» WHAT IS REQUIRED:
Write out all of the records precisely. Skip anything that is a picture.

----- DATA SHOWN -----

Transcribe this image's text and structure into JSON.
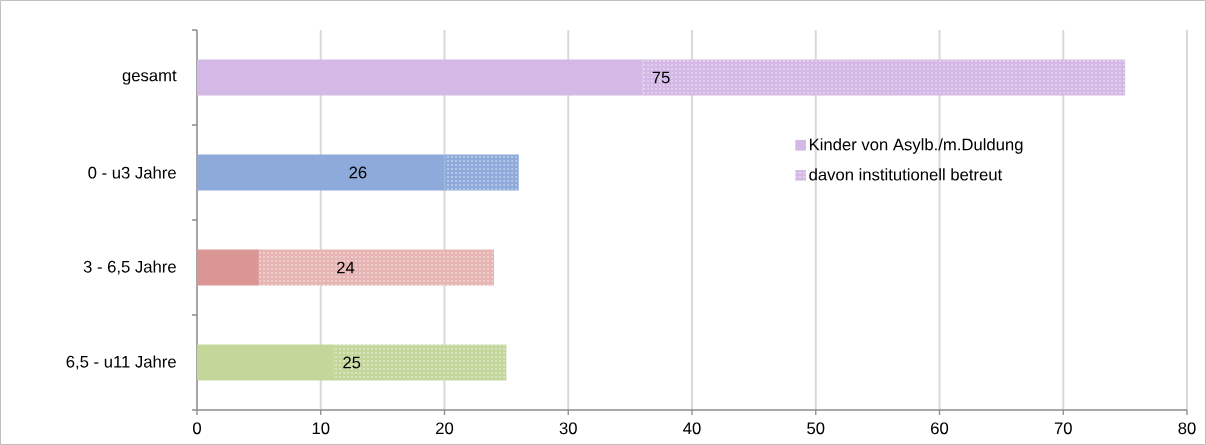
{
  "chart_data": {
    "type": "bar",
    "orientation": "horizontal",
    "stacked": true,
    "categories": [
      "gesamt",
      "0 - u3 Jahre",
      "3 - 6,5 Jahre",
      "6,5 - u11 Jahre"
    ],
    "series": [
      {
        "name": "Kinder von Asylb./m.Duldung",
        "colors": [
          "#d4b8e6",
          "#8eaadb",
          "#da9694",
          "#c4d79b"
        ],
        "values": [
          36,
          20,
          5,
          11
        ]
      },
      {
        "name": "davon institutionell betreut",
        "colors": [
          "#d4b8e6",
          "#8eaadb",
          "#e6b4b3",
          "#c4d79b"
        ],
        "values": [
          39,
          6,
          19,
          14
        ]
      }
    ],
    "totals": [
      "75",
      "26",
      "24",
      "25"
    ],
    "xlim": [
      0,
      80
    ],
    "xticks": [
      0,
      10,
      20,
      30,
      40,
      50,
      60,
      70,
      80
    ],
    "grid": "x",
    "legend": "right"
  }
}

-----

» THE ANSWER:
Transcribe this image's text and structure into JSON.
{
  "chart_data": {
    "type": "bar",
    "orientation": "horizontal",
    "stacked": true,
    "categories": [
      "gesamt",
      "0 - u3 Jahre",
      "3 - 6,5 Jahre",
      "6,5 - u11 Jahre"
    ],
    "series": [
      {
        "name": "Kinder von Asylb./m.Duldung",
        "colors": [
          "#d4b8e6",
          "#8eaadb",
          "#da9694",
          "#c4d79b"
        ],
        "values": [
          36,
          20,
          5,
          11
        ]
      },
      {
        "name": "davon institutionell betreut",
        "colors": [
          "#d4b8e6",
          "#8eaadb",
          "#e6b4b3",
          "#c4d79b"
        ],
        "values": [
          39,
          6,
          19,
          14
        ]
      }
    ],
    "totals": [
      "75",
      "26",
      "24",
      "25"
    ],
    "xlim": [
      0,
      80
    ],
    "xticks": [
      0,
      10,
      20,
      30,
      40,
      50,
      60,
      70,
      80
    ],
    "grid": "x",
    "legend": "right"
  }
}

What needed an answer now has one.